Stated goal:
Go through the entries and say how many lines contain the string "ffffff". The number is the whole answer.

=-=-=-=-=

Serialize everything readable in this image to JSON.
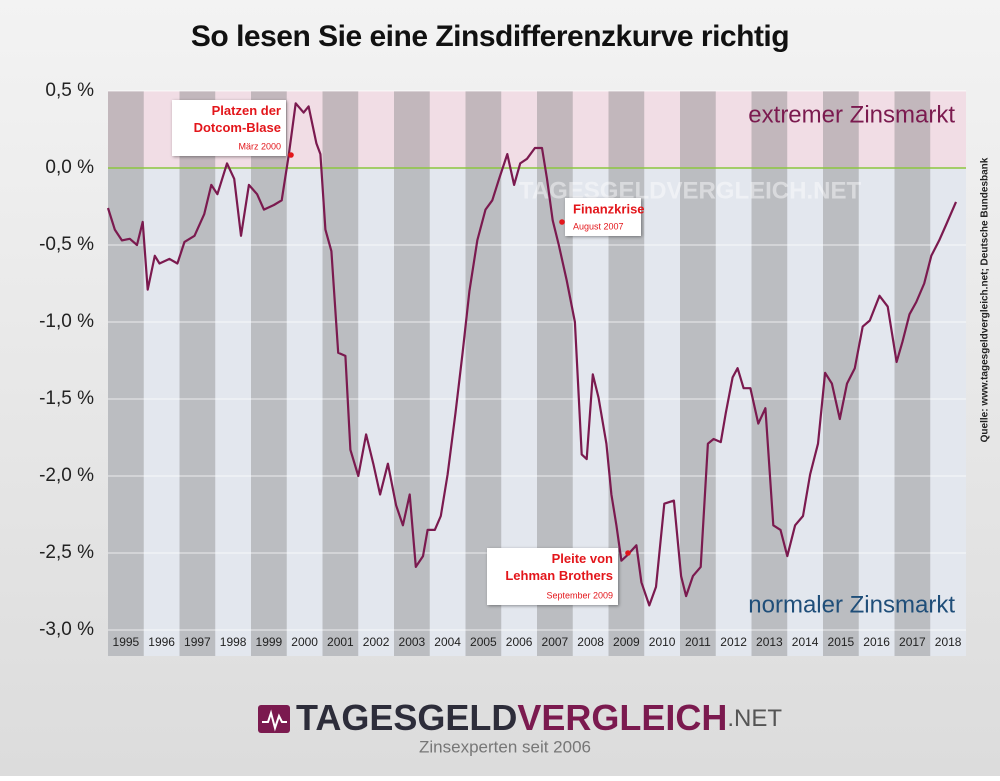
{
  "chart_data": {
    "type": "line",
    "title": "So lesen Sie eine Zinsdifferenzkurve richtig",
    "color": "#7b1a4f",
    "x": [
      1995.0,
      1995.19,
      1995.39,
      1995.61,
      1995.81,
      1995.97,
      1996.11,
      1996.31,
      1996.44,
      1996.72,
      1996.94,
      1997.14,
      1997.42,
      1997.69,
      1997.89,
      1998.06,
      1998.33,
      1998.53,
      1998.72,
      1998.94,
      1999.17,
      1999.36,
      1999.64,
      1999.86,
      2000.06,
      2000.25,
      2000.47,
      2000.61,
      2000.83,
      2000.94,
      2001.08,
      2001.25,
      2001.44,
      2001.64,
      2001.78,
      2002.0,
      2002.22,
      2002.42,
      2002.61,
      2002.83,
      2003.06,
      2003.25,
      2003.44,
      2003.61,
      2003.81,
      2003.94,
      2004.14,
      2004.31,
      2004.5,
      2004.72,
      2004.92,
      2005.11,
      2005.33,
      2005.56,
      2005.75,
      2005.94,
      2006.17,
      2006.36,
      2006.53,
      2006.72,
      2006.94,
      2007.14,
      2007.28,
      2007.44,
      2007.61,
      2007.83,
      2008.06,
      2008.25,
      2008.39,
      2008.56,
      2008.72,
      2008.94,
      2009.08,
      2009.22,
      2009.36,
      2009.5,
      2009.78,
      2009.92,
      2010.14,
      2010.33,
      2010.56,
      2010.83,
      2011.03,
      2011.17,
      2011.36,
      2011.58,
      2011.78,
      2011.94,
      2012.14,
      2012.28,
      2012.47,
      2012.61,
      2012.78,
      2012.97,
      2013.19,
      2013.39,
      2013.61,
      2013.81,
      2014.0,
      2014.22,
      2014.44,
      2014.64,
      2014.86,
      2015.06,
      2015.25,
      2015.47,
      2015.67,
      2015.89,
      2016.11,
      2016.31,
      2016.58,
      2016.81,
      2017.06,
      2017.22,
      2017.42,
      2017.61,
      2017.83,
      2018.03,
      2018.25,
      2018.44,
      2018.72
    ],
    "values": [
      -0.26,
      -0.4,
      -0.47,
      -0.46,
      -0.5,
      -0.35,
      -0.79,
      -0.57,
      -0.62,
      -0.59,
      -0.62,
      -0.48,
      -0.44,
      -0.3,
      -0.11,
      -0.17,
      0.03,
      -0.07,
      -0.44,
      -0.11,
      -0.17,
      -0.27,
      -0.24,
      -0.21,
      0.09,
      0.42,
      0.36,
      0.4,
      0.16,
      0.09,
      -0.4,
      -0.54,
      -1.2,
      -1.22,
      -1.83,
      -2.0,
      -1.73,
      -1.92,
      -2.12,
      -1.92,
      -2.19,
      -2.32,
      -2.12,
      -2.59,
      -2.52,
      -2.35,
      -2.35,
      -2.26,
      -1.99,
      -1.59,
      -1.2,
      -0.8,
      -0.47,
      -0.27,
      -0.21,
      -0.07,
      0.09,
      -0.11,
      0.03,
      0.06,
      0.13,
      0.13,
      -0.07,
      -0.34,
      -0.5,
      -0.73,
      -1.0,
      -1.86,
      -1.89,
      -1.34,
      -1.49,
      -1.79,
      -2.12,
      -2.32,
      -2.55,
      -2.52,
      -2.45,
      -2.69,
      -2.84,
      -2.72,
      -2.18,
      -2.16,
      -2.65,
      -2.78,
      -2.65,
      -2.59,
      -1.79,
      -1.76,
      -1.78,
      -1.59,
      -1.36,
      -1.3,
      -1.43,
      -1.43,
      -1.66,
      -1.56,
      -2.32,
      -2.35,
      -2.52,
      -2.32,
      -2.26,
      -1.99,
      -1.79,
      -1.33,
      -1.4,
      -1.63,
      -1.4,
      -1.3,
      -1.03,
      -0.99,
      -0.83,
      -0.9,
      -1.26,
      -1.13,
      -0.95,
      -0.87,
      -0.75,
      -0.57,
      -0.47,
      -0.37,
      -0.22
    ],
    "xlim": [
      1995,
      2019
    ],
    "xticks": [
      1995,
      1996,
      1997,
      1998,
      1999,
      2000,
      2001,
      2002,
      2003,
      2004,
      2005,
      2006,
      2007,
      2008,
      2009,
      2010,
      2011,
      2012,
      2013,
      2014,
      2015,
      2016,
      2017,
      2018
    ],
    "ylim": [
      -3.0,
      0.5
    ],
    "yticks": [
      {
        "value": 0.5,
        "label": "0,5 %"
      },
      {
        "value": 0.0,
        "label": "0,0 %"
      },
      {
        "value": -0.5,
        "label": "-0,5 %"
      },
      {
        "value": -1.0,
        "label": "-1,0 %"
      },
      {
        "value": -1.5,
        "label": "-1,5 %"
      },
      {
        "value": -2.0,
        "label": "-2,0 %"
      },
      {
        "value": -2.5,
        "label": "-2,5 %"
      },
      {
        "value": -3.0,
        "label": "-3,0 %"
      }
    ],
    "grid": true,
    "zones": {
      "upper": "extremer Zinsmarkt",
      "lower": "normaler Zinsmarkt"
    },
    "annotations": [
      {
        "title": "Platzen der Dotcom-Blase",
        "date": "März 2000"
      },
      {
        "title": "Finanzkrise",
        "date": "August 2007"
      },
      {
        "title": "Pleite von Lehman Brothers",
        "date": "September 2009"
      }
    ],
    "source": "Quelle: www.tagesgeldvergleich.net;  Deutsche Bundesbank",
    "watermark": "TAGESGELDVERGLEICH.NET"
  },
  "logo": {
    "part1": "TAGESGELD",
    "part2": "VERGLEICH",
    "part3": ".NET",
    "tagline": "Zinsexperten seit 2006"
  }
}
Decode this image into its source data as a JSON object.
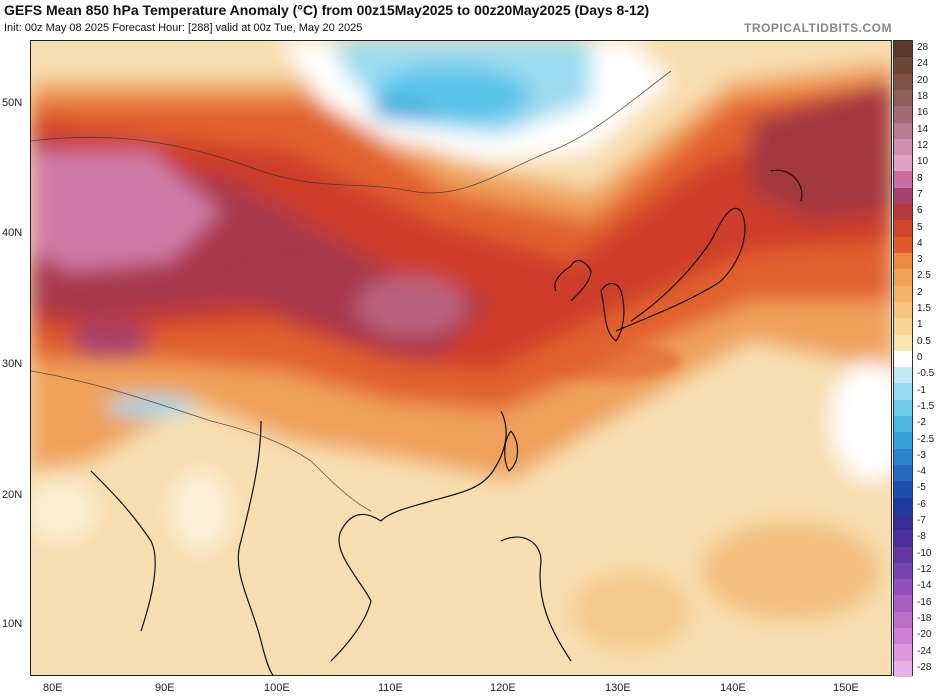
{
  "header": {
    "title": "GEFS Mean 850 hPa Temperature Anomaly (°C) from 00z15May2025 to 00z20May2025 (Days 8-12)",
    "subtitle": "Init: 00z May 08 2025   Forecast Hour: [288]   valid at 00z Tue, May 20 2025",
    "brand": "TROPICALTIDBITS.COM"
  },
  "axes": {
    "lat_labels": [
      "50N",
      "40N",
      "30N",
      "20N",
      "10N"
    ],
    "lon_labels": [
      "80E",
      "90E",
      "100E",
      "110E",
      "120E",
      "130E",
      "140E",
      "150E"
    ]
  },
  "colorbar": {
    "labels": [
      "28",
      "24",
      "20",
      "18",
      "16",
      "14",
      "12",
      "10",
      "8",
      "7",
      "6",
      "5",
      "4",
      "3",
      "2.5",
      "2",
      "1.5",
      "1",
      "0.5",
      "0",
      "-0.5",
      "-1",
      "-1.5",
      "-2",
      "-2.5",
      "-3",
      "-4",
      "-5",
      "-6",
      "-7",
      "-8",
      "-10",
      "-12",
      "-14",
      "-16",
      "-18",
      "-20",
      "-24",
      "-28"
    ],
    "colors": [
      "#5c3a2a",
      "#6e4635",
      "#7f5244",
      "#8f5f55",
      "#a36b72",
      "#b87d90",
      "#cf90ad",
      "#e2a0c2",
      "#c96da0",
      "#a8416b",
      "#b83b3c",
      "#d4442c",
      "#e25a2a",
      "#ee8a3d",
      "#f2a052",
      "#f4b366",
      "#f6c47c",
      "#f8d592",
      "#f9e4b0",
      "#ffffff",
      "#bfe9f5",
      "#96dcf0",
      "#6ccbeb",
      "#4ab7e4",
      "#35a1db",
      "#2b85cd",
      "#2269bf",
      "#1c4fb0",
      "#1d3aa0",
      "#332d98",
      "#4b2f9c",
      "#6437a4",
      "#7b43ad",
      "#9350b8",
      "#a95ec2",
      "#bd6dcc",
      "#ce80d6",
      "#dd96df",
      "#eaaee8"
    ]
  }
}
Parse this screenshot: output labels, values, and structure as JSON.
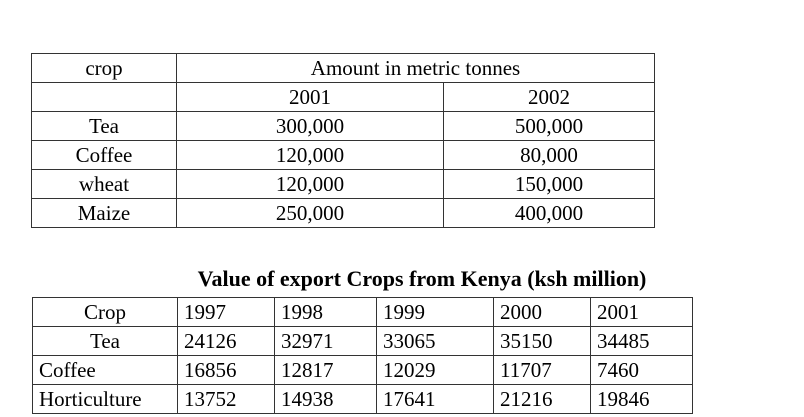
{
  "table1": {
    "header_crop": "crop",
    "header_amount": "Amount in metric tonnes",
    "years": [
      "2001",
      "2002"
    ],
    "rows": [
      {
        "crop": "Tea",
        "values": [
          "300,000",
          "500,000"
        ]
      },
      {
        "crop": "Coffee",
        "values": [
          "120,000",
          "80,000"
        ]
      },
      {
        "crop": "wheat",
        "values": [
          "120,000",
          "150,000"
        ]
      },
      {
        "crop": "Maize",
        "values": [
          "250,000",
          "400,000"
        ]
      }
    ]
  },
  "table2": {
    "title": "Value of export Crops from Kenya (ksh million)",
    "header": [
      "Crop",
      "1997",
      "1998",
      "1999",
      "2000",
      "2001"
    ],
    "rows": [
      [
        "Tea",
        "24126",
        "32971",
        "33065",
        "35150",
        "34485"
      ],
      [
        "Coffee",
        "16856",
        "12817",
        "12029",
        "11707",
        "7460"
      ],
      [
        "Horticulture",
        "13752",
        "14938",
        "17641",
        "21216",
        "19846"
      ]
    ]
  }
}
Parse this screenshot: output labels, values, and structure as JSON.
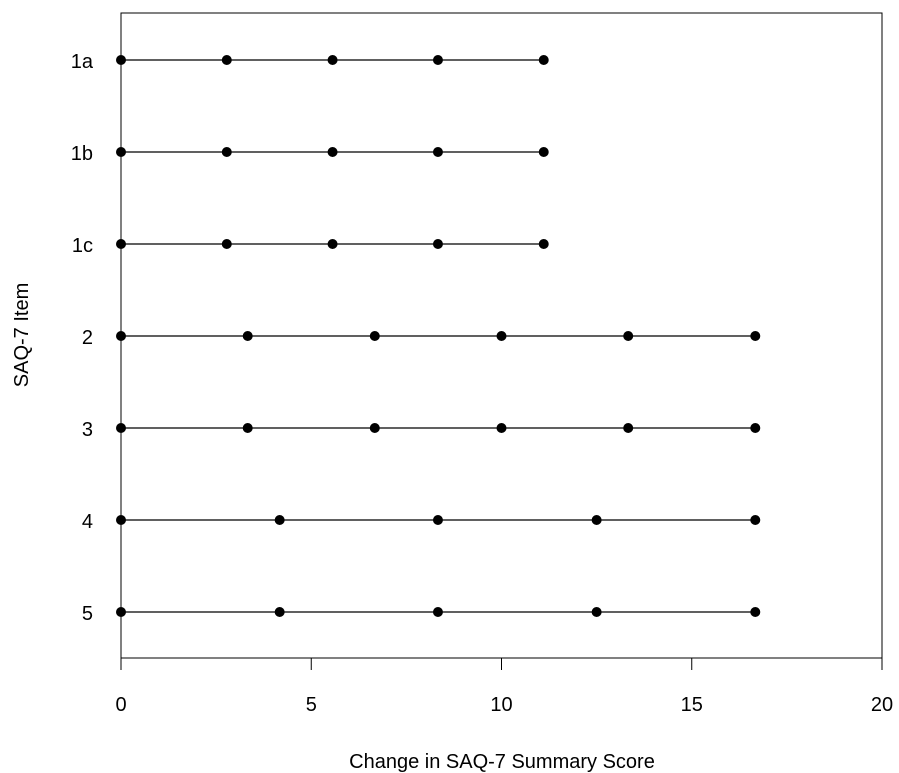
{
  "chart_data": {
    "type": "scatter",
    "title": "",
    "xlabel": "Change in SAQ-7 Summary Score",
    "ylabel": "SAQ-7 Item",
    "xlim": [
      0,
      20
    ],
    "x_ticks": [
      0,
      5,
      10,
      15,
      20
    ],
    "grid": false,
    "legend": "none",
    "colors": {
      "marker": "#000000",
      "line": "#000000"
    },
    "categories": [
      "1a",
      "1b",
      "1c",
      "2",
      "3",
      "4",
      "5"
    ],
    "series": [
      {
        "category": "1a",
        "x": [
          0,
          2.78,
          5.56,
          8.33,
          11.11
        ]
      },
      {
        "category": "1b",
        "x": [
          0,
          2.78,
          5.56,
          8.33,
          11.11
        ]
      },
      {
        "category": "1c",
        "x": [
          0,
          2.78,
          5.56,
          8.33,
          11.11
        ]
      },
      {
        "category": "2",
        "x": [
          0,
          3.33,
          6.67,
          10.0,
          13.33,
          16.67
        ]
      },
      {
        "category": "3",
        "x": [
          0,
          3.33,
          6.67,
          10.0,
          13.33,
          16.67
        ]
      },
      {
        "category": "4",
        "x": [
          0,
          4.17,
          8.33,
          12.5,
          16.67
        ]
      },
      {
        "category": "5",
        "x": [
          0,
          4.17,
          8.33,
          12.5,
          16.67
        ]
      }
    ]
  }
}
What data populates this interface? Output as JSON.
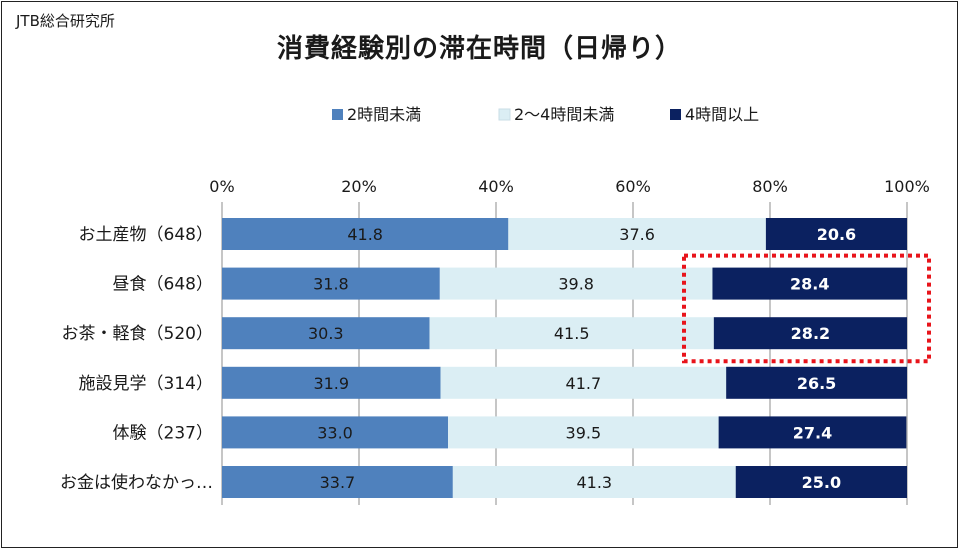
{
  "source": "JTB総合研究所",
  "colors": {
    "series_1": "#4f81bd",
    "series_2": "#dbeef4",
    "series_3": "#0b2160",
    "highlight": "#e8141b",
    "grid": "#8c8c8c"
  },
  "chart_data": {
    "type": "bar",
    "orientation": "horizontal",
    "stacked": "percent",
    "title": "消費経験別の滞在時間（日帰り）",
    "categories": [
      "お土産物（648）",
      "昼食（648）",
      "お茶・軽食（520）",
      "施設見学（314）",
      "体験（237）",
      "お金は使わなかっ…"
    ],
    "series": [
      {
        "name": "2時間未満",
        "values": [
          41.8,
          31.8,
          30.3,
          31.9,
          33.0,
          33.7
        ]
      },
      {
        "name": "2～4時間未満",
        "values": [
          37.6,
          39.8,
          41.5,
          41.7,
          39.5,
          41.3
        ]
      },
      {
        "name": "4時間以上",
        "values": [
          20.6,
          28.4,
          28.2,
          26.5,
          27.4,
          25.0
        ]
      }
    ],
    "value_labels": [
      [
        "41.8",
        "37.6",
        "20.6"
      ],
      [
        "31.8",
        "39.8",
        "28.4"
      ],
      [
        "30.3",
        "41.5",
        "28.2"
      ],
      [
        "31.9",
        "41.7",
        "26.5"
      ],
      [
        "33.0",
        "39.5",
        "27.4"
      ],
      [
        "33.7",
        "41.3",
        "25.0"
      ]
    ],
    "x_ticks": [
      "0%",
      "20%",
      "40%",
      "60%",
      "80%",
      "100%"
    ],
    "xlim": [
      0,
      100
    ],
    "grid": true,
    "legend_position": "top",
    "highlighted_categories": [
      "昼食（648）",
      "お茶・軽食（520）"
    ],
    "highlighted_series": "4時間以上"
  }
}
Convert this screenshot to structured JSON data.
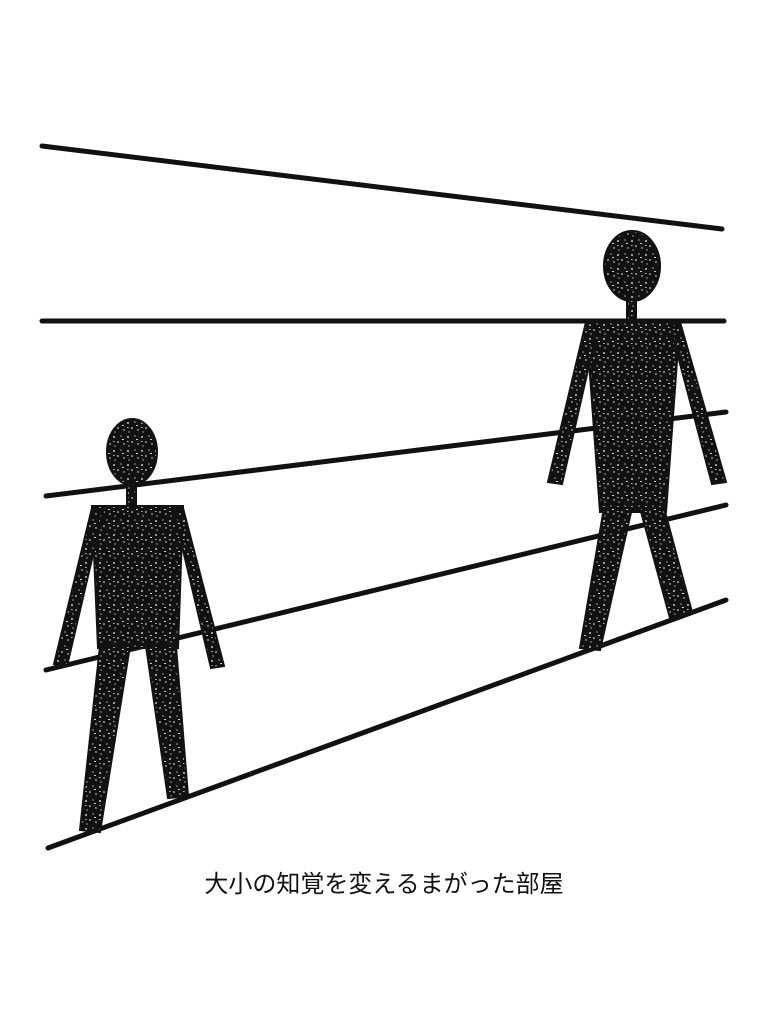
{
  "caption": "大小の知覚を変えるまがった部屋",
  "colors": {
    "background": "#ffffff",
    "ink": "#111111",
    "speckle": "#ffffff"
  },
  "figures": [
    {
      "name": "small-figure",
      "apparent_size": "small"
    },
    {
      "name": "large-figure",
      "apparent_size": "large"
    }
  ],
  "room_lines": [
    {
      "name": "ceiling-line"
    },
    {
      "name": "upper-wall-line"
    },
    {
      "name": "middle-wall-line"
    },
    {
      "name": "lower-wall-line"
    },
    {
      "name": "floor-line"
    }
  ]
}
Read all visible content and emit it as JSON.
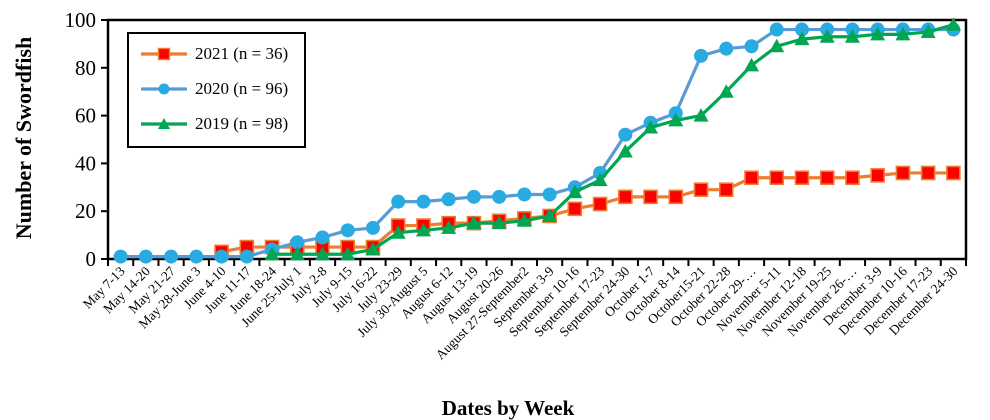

=-=-=-=-=

Written answer:
3